* **DIRECTION**
All the records that follow need to be reproduced exactly. Omit the images.

* **RECORDS TO PROCESS**
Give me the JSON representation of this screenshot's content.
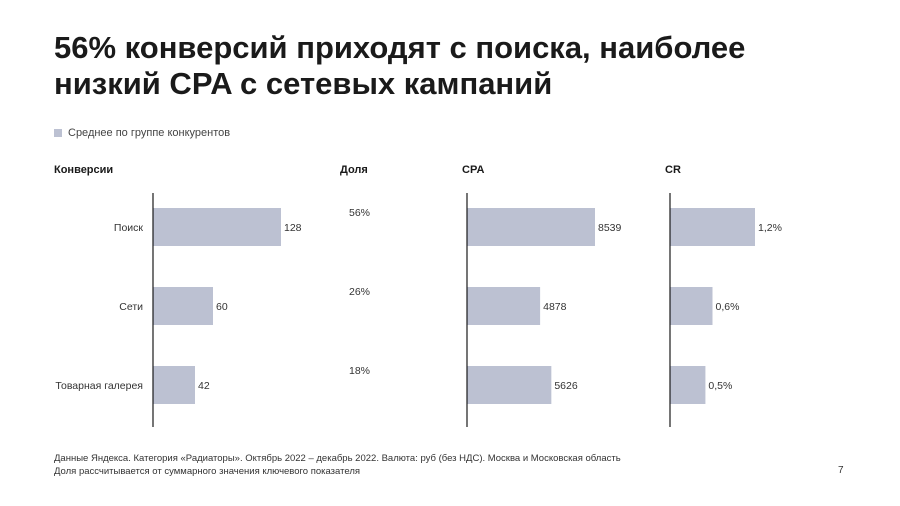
{
  "title_line1": "56% конверсий приходят с поиска, наиболее",
  "title_line2": "низкий CPA с сетевых кампаний",
  "legend_label": "Среднее по группе конкурентов",
  "colors": {
    "bar": "#bcc1d2",
    "axis": "#1a1a1a"
  },
  "chart_data": [
    {
      "type": "bar",
      "title": "Конверсии",
      "categories": [
        "Поиск",
        "Сети",
        "Товарная галерея"
      ],
      "values": [
        128,
        60,
        42
      ],
      "labels": [
        "128",
        "60",
        "42"
      ]
    },
    {
      "type": "table",
      "title": "Доля",
      "categories": [
        "Поиск",
        "Сети",
        "Товарная галерея"
      ],
      "values": [
        56,
        26,
        18
      ],
      "labels": [
        "56%",
        "26%",
        "18%"
      ]
    },
    {
      "type": "bar",
      "title": "CPA",
      "categories": [
        "Поиск",
        "Сети",
        "Товарная галерея"
      ],
      "values": [
        8539,
        4878,
        5626
      ],
      "labels": [
        "8539",
        "4878",
        "5626"
      ]
    },
    {
      "type": "bar",
      "title": "CR",
      "categories": [
        "Поиск",
        "Сети",
        "Товарная галерея"
      ],
      "values": [
        1.2,
        0.6,
        0.5
      ],
      "labels": [
        "1,2%",
        "0,6%",
        "0,5%"
      ]
    }
  ],
  "footer_line1": "Данные Яндекса. Категория «Радиаторы». Октябрь 2022 – декабрь 2022. Валюта: руб (без НДС). Москва и Московская область",
  "footer_line2": "Доля рассчитывается от суммарного значения ключевого показателя",
  "page_number": "7"
}
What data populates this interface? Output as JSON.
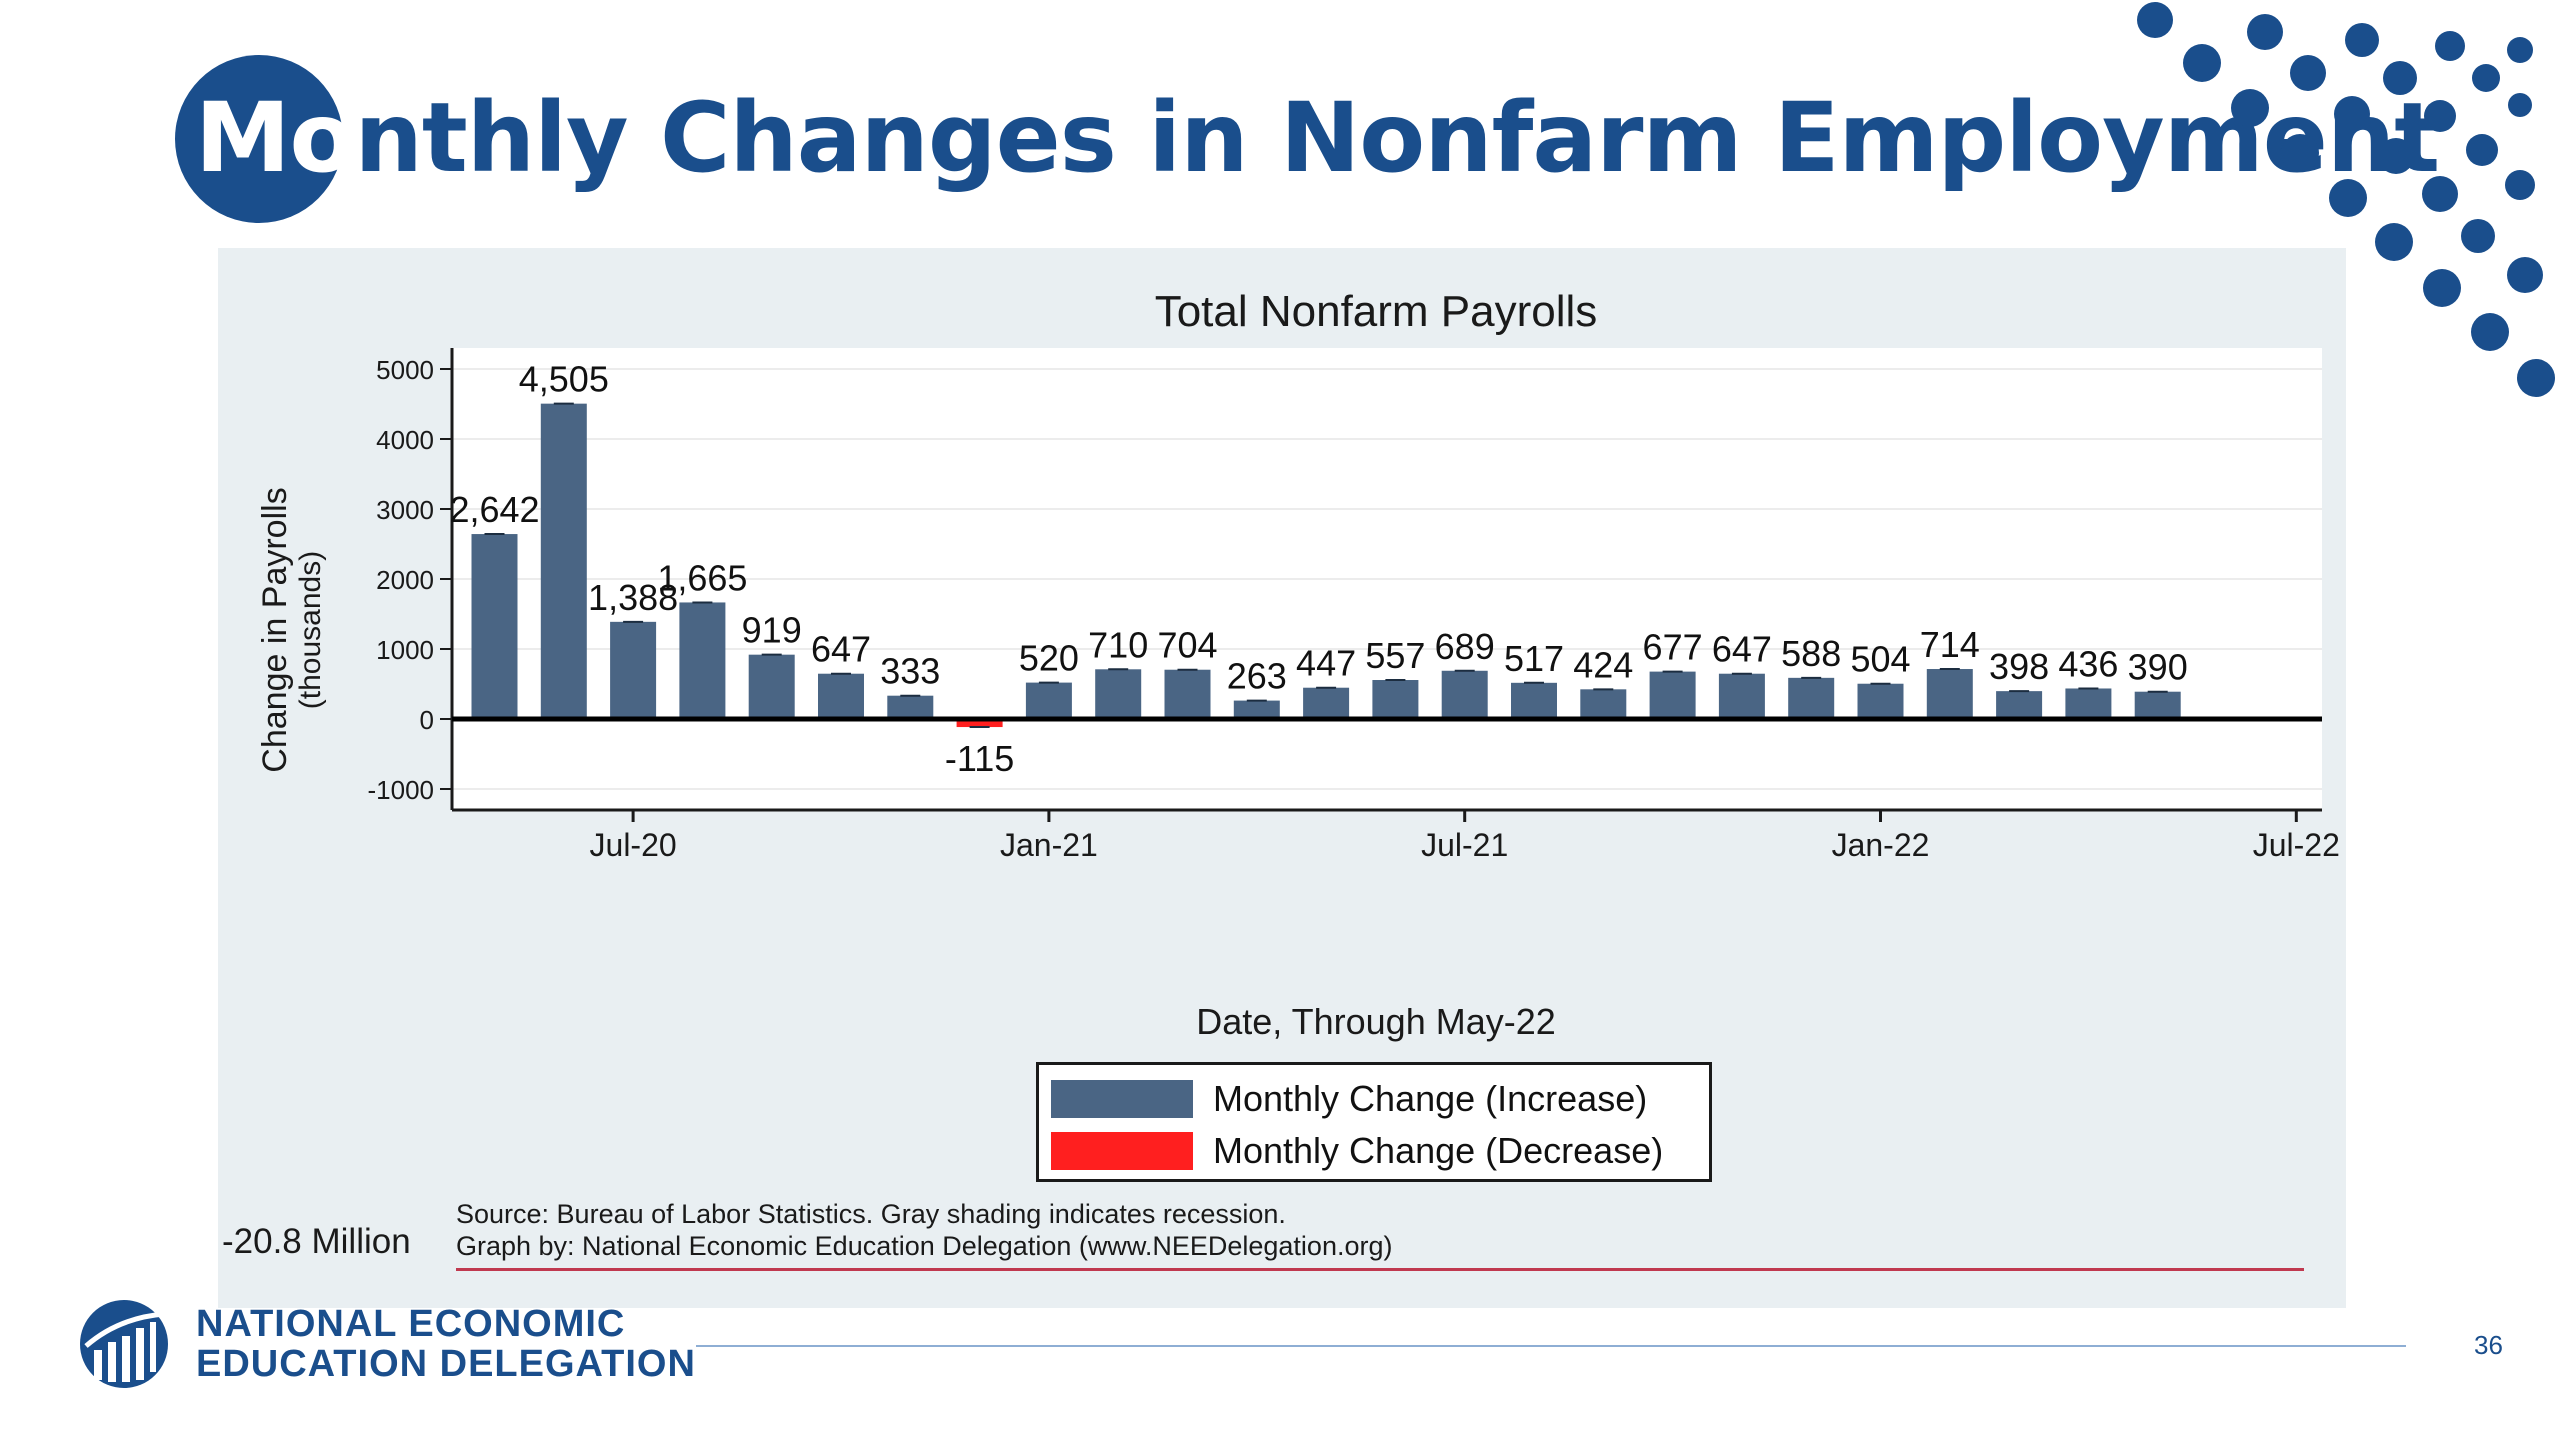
{
  "slide": {
    "title_first": "Mo",
    "title_rest": "nthly Changes in Nonfarm Employment",
    "side_note": "-20.8 Million",
    "source_line1": "Source: Bureau of Labor Statistics. Gray shading indicates recession.",
    "source_line2": "Graph by: National Economic Education Delegation (www.NEEDelegation.org)",
    "org_line1": "NATIONAL ECONOMIC",
    "org_line2": "EDUCATION DELEGATION",
    "page_number": "36"
  },
  "colors": {
    "brand_blue": "#1a4e8c",
    "increase_bar": "#4a6584",
    "decrease_bar": "#ff1f1f",
    "panel_bg": "#e9eff2"
  },
  "chart_data": {
    "type": "bar",
    "title": "Total Nonfarm Payrolls",
    "xlabel": "Date, Through May-22",
    "ylabel_line1": "Change in Payrolls",
    "ylabel_line2": "(thousands)",
    "ylim": [
      -1300,
      5300
    ],
    "yticks": [
      -1000,
      0,
      1000,
      2000,
      3000,
      4000,
      5000
    ],
    "xticks": [
      "Jul-20",
      "Jan-21",
      "Jul-21",
      "Jan-22",
      "Jul-22"
    ],
    "grid": true,
    "legend_position": "bottom-center",
    "categories": [
      "May-20",
      "Jun-20",
      "Jul-20",
      "Aug-20",
      "Sep-20",
      "Oct-20",
      "Nov-20",
      "Dec-20",
      "Jan-21",
      "Feb-21",
      "Mar-21",
      "Apr-21",
      "May-21",
      "Jun-21",
      "Jul-21",
      "Aug-21",
      "Sep-21",
      "Oct-21",
      "Nov-21",
      "Dec-21",
      "Jan-22",
      "Feb-22",
      "Mar-22",
      "Apr-22",
      "May-22"
    ],
    "values": [
      2642,
      4505,
      1388,
      1665,
      919,
      647,
      333,
      -115,
      520,
      710,
      704,
      263,
      447,
      557,
      689,
      517,
      424,
      677,
      647,
      588,
      504,
      714,
      398,
      436,
      390
    ],
    "data_labels": [
      "2,642",
      "4,505",
      "1,388",
      "1,665",
      "919",
      "647",
      "333",
      "-115",
      "520",
      "710",
      "704",
      "263",
      "447",
      "557",
      "689",
      "517",
      "424",
      "677",
      "647",
      "588",
      "504",
      "714",
      "398",
      "436",
      "390"
    ],
    "series": [
      {
        "name": "Monthly Change (Increase)",
        "color": "#4a6584"
      },
      {
        "name": "Monthly Change (Decrease)",
        "color": "#ff1f1f"
      }
    ]
  }
}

* **SOLUTION FOR THIS TASK**
Give me the JSON representation of this screenshot's content.
{
  "title_line1": "56% конверсий приходят с поиска, наиболее",
  "title_line2": "низкий CPA с сетевых кампаний",
  "legend_label": "Среднее по группе конкурентов",
  "colors": {
    "bar": "#bcc1d2",
    "axis": "#1a1a1a"
  },
  "chart_data": [
    {
      "type": "bar",
      "title": "Конверсии",
      "categories": [
        "Поиск",
        "Сети",
        "Товарная галерея"
      ],
      "values": [
        128,
        60,
        42
      ],
      "labels": [
        "128",
        "60",
        "42"
      ]
    },
    {
      "type": "table",
      "title": "Доля",
      "categories": [
        "Поиск",
        "Сети",
        "Товарная галерея"
      ],
      "values": [
        56,
        26,
        18
      ],
      "labels": [
        "56%",
        "26%",
        "18%"
      ]
    },
    {
      "type": "bar",
      "title": "CPA",
      "categories": [
        "Поиск",
        "Сети",
        "Товарная галерея"
      ],
      "values": [
        8539,
        4878,
        5626
      ],
      "labels": [
        "8539",
        "4878",
        "5626"
      ]
    },
    {
      "type": "bar",
      "title": "CR",
      "categories": [
        "Поиск",
        "Сети",
        "Товарная галерея"
      ],
      "values": [
        1.2,
        0.6,
        0.5
      ],
      "labels": [
        "1,2%",
        "0,6%",
        "0,5%"
      ]
    }
  ],
  "footer_line1": "Данные Яндекса. Категория «Радиаторы». Октябрь 2022 – декабрь 2022. Валюта: руб (без НДС). Москва и Московская область",
  "footer_line2": "Доля рассчитывается от суммарного значения ключевого показателя",
  "page_number": "7"
}
What data populates this interface? Output as JSON.
{
  "slide": {
    "title_first": "Mo",
    "title_rest": "nthly Changes in Nonfarm Employment",
    "side_note": "-20.8 Million",
    "source_line1": "Source: Bureau of Labor Statistics. Gray shading indicates recession.",
    "source_line2": "Graph by: National Economic Education Delegation (www.NEEDelegation.org)",
    "org_line1": "NATIONAL ECONOMIC",
    "org_line2": "EDUCATION DELEGATION",
    "page_number": "36"
  },
  "colors": {
    "brand_blue": "#1a4e8c",
    "increase_bar": "#4a6584",
    "decrease_bar": "#ff1f1f",
    "panel_bg": "#e9eff2"
  },
  "chart_data": {
    "type": "bar",
    "title": "Total Nonfarm Payrolls",
    "xlabel": "Date, Through May-22",
    "ylabel_line1": "Change in Payrolls",
    "ylabel_line2": "(thousands)",
    "ylim": [
      -1300,
      5300
    ],
    "yticks": [
      -1000,
      0,
      1000,
      2000,
      3000,
      4000,
      5000
    ],
    "xticks": [
      "Jul-20",
      "Jan-21",
      "Jul-21",
      "Jan-22",
      "Jul-22"
    ],
    "grid": true,
    "legend_position": "bottom-center",
    "categories": [
      "May-20",
      "Jun-20",
      "Jul-20",
      "Aug-20",
      "Sep-20",
      "Oct-20",
      "Nov-20",
      "Dec-20",
      "Jan-21",
      "Feb-21",
      "Mar-21",
      "Apr-21",
      "May-21",
      "Jun-21",
      "Jul-21",
      "Aug-21",
      "Sep-21",
      "Oct-21",
      "Nov-21",
      "Dec-21",
      "Jan-22",
      "Feb-22",
      "Mar-22",
      "Apr-22",
      "May-22"
    ],
    "values": [
      2642,
      4505,
      1388,
      1665,
      919,
      647,
      333,
      -115,
      520,
      710,
      704,
      263,
      447,
      557,
      689,
      517,
      424,
      677,
      647,
      588,
      504,
      714,
      398,
      436,
      390
    ],
    "data_labels": [
      "2,642",
      "4,505",
      "1,388",
      "1,665",
      "919",
      "647",
      "333",
      "-115",
      "520",
      "710",
      "704",
      "263",
      "447",
      "557",
      "689",
      "517",
      "424",
      "677",
      "647",
      "588",
      "504",
      "714",
      "398",
      "436",
      "390"
    ],
    "series": [
      {
        "name": "Monthly Change (Increase)",
        "color": "#4a6584"
      },
      {
        "name": "Monthly Change (Decrease)",
        "color": "#ff1f1f"
      }
    ]
  }
}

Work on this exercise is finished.